● Stated task
Filter the entries below, keeping only lines with the word "Australasia".

* BEGIN Exercise material *

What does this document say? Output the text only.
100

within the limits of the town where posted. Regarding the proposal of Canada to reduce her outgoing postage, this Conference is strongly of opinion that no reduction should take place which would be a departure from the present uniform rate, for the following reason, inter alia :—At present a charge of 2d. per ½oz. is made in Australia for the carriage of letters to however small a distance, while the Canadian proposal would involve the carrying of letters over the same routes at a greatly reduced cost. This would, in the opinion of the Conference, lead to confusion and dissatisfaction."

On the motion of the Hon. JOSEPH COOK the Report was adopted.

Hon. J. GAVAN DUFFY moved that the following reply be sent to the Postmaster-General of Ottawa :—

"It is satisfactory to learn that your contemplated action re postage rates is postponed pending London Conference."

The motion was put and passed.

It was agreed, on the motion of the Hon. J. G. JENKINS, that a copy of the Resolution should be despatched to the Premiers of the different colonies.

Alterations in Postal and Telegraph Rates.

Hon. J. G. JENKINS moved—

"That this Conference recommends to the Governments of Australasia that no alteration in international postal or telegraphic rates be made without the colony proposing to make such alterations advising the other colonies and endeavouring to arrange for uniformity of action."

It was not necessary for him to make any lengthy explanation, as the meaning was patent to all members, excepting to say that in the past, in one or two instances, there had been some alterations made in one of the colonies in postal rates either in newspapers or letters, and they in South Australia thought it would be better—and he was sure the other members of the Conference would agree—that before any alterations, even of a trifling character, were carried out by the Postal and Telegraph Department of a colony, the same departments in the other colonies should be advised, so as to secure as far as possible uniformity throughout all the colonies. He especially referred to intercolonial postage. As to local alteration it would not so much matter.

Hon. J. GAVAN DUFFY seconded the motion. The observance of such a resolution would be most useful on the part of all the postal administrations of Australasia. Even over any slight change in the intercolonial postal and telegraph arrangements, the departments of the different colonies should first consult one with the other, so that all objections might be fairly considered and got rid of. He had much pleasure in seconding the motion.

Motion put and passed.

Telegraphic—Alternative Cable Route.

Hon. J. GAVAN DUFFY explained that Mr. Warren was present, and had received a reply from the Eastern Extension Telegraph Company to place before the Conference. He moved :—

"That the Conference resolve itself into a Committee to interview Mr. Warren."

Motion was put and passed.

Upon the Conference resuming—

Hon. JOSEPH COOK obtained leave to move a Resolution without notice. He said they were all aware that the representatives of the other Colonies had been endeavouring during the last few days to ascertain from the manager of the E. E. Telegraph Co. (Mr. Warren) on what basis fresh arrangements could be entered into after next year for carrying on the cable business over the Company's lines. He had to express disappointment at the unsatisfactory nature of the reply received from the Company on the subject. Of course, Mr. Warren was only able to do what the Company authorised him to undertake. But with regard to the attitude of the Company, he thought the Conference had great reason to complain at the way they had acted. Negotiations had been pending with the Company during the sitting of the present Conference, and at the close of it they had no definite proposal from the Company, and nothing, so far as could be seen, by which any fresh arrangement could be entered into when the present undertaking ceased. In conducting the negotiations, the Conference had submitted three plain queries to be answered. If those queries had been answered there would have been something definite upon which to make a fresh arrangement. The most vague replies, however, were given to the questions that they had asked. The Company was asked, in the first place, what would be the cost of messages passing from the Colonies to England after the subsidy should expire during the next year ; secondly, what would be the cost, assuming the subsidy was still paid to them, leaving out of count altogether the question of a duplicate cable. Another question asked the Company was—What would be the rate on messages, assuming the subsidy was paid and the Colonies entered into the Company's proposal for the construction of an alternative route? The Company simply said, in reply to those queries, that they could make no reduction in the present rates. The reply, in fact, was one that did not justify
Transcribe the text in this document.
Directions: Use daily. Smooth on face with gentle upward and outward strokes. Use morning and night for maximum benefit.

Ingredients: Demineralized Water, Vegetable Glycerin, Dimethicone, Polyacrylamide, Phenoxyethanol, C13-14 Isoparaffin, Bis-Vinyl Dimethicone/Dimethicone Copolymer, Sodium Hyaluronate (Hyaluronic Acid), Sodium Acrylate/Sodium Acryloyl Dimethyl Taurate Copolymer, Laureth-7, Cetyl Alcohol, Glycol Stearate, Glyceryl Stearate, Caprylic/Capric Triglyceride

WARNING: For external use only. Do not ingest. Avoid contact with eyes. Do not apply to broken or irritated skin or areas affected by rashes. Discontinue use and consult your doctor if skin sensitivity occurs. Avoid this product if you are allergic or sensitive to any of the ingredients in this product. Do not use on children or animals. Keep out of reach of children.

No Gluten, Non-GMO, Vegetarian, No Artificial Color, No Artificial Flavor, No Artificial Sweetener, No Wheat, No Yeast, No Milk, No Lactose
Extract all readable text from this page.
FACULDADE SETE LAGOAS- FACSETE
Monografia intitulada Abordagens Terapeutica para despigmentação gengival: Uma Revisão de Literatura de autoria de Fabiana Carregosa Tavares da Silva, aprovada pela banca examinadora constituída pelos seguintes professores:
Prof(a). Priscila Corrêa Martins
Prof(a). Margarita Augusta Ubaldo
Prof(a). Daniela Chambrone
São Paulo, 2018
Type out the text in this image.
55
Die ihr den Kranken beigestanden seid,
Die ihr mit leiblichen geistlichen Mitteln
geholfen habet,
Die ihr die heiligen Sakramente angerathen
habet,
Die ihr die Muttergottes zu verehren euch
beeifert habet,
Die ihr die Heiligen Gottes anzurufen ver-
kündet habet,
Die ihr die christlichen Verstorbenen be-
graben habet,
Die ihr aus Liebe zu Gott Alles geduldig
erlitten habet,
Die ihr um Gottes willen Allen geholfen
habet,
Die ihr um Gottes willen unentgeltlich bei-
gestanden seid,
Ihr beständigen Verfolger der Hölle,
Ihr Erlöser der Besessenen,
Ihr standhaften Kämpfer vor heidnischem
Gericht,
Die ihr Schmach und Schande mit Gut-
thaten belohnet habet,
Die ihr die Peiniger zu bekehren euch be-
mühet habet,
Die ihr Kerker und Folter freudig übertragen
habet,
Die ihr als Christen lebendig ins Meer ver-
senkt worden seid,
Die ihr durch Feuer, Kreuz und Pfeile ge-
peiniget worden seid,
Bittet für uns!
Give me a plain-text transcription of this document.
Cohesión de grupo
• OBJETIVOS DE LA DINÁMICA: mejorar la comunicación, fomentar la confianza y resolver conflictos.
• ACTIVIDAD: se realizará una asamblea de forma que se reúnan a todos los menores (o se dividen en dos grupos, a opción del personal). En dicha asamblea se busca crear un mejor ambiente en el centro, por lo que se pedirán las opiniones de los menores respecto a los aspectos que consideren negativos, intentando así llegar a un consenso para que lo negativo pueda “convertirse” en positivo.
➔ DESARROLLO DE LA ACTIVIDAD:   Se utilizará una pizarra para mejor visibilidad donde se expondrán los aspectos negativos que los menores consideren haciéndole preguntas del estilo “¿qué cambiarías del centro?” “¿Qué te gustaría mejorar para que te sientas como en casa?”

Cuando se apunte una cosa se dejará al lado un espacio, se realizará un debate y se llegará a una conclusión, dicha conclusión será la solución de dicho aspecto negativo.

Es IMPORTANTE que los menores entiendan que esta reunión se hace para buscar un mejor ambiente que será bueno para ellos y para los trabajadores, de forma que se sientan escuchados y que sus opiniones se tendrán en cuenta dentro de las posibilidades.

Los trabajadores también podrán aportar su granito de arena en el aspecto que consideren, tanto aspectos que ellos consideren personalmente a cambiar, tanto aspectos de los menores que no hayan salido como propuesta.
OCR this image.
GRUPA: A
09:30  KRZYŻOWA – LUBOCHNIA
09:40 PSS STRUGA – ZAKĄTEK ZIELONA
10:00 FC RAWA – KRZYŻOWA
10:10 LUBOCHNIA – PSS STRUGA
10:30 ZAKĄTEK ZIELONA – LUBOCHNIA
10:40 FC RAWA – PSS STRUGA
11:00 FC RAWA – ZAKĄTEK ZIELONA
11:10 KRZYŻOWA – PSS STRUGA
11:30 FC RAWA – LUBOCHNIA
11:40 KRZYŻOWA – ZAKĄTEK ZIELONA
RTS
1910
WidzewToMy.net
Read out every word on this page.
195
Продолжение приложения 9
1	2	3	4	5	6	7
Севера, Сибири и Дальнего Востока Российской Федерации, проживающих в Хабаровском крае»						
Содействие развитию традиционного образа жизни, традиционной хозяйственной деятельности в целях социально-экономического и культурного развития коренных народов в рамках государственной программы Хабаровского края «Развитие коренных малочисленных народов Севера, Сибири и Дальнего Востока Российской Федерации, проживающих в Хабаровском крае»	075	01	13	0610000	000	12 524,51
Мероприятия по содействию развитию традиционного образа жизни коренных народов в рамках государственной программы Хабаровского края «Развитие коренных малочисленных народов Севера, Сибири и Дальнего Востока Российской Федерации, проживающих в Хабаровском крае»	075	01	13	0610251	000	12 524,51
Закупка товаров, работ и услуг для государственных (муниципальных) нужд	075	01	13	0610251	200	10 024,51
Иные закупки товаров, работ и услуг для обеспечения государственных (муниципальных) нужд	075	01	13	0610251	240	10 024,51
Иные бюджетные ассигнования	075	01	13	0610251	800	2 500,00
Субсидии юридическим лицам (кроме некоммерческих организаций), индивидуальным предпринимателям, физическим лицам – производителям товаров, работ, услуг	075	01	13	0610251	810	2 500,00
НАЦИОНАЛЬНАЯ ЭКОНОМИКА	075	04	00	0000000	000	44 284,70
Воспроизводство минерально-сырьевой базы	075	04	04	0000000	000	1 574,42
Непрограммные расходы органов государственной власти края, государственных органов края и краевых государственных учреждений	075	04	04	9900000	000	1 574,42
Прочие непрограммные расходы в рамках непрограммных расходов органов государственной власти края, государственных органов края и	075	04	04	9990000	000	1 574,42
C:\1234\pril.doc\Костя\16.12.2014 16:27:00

* END Exercise material *

● Response to the exercise
"That this Conference recommends to the Governments of Australasia that no alteration in international postal or telegraphic rates be made without the colony proposing to make such alterations advising the other colonies and endeavouring to arrange for uniformity of action."
Hon. J. GAVAN DUFFY seconded the motion. The observance of such a resolution would be most useful on the part of all the postal administrations of Australasia. Even over any slight change in the intercolonial postal and telegraph arrangements, the departments of the different colonies should first consult one with the other, so that all objections might be fairly considered and got rid of. He had much pleasure in seconding the motion.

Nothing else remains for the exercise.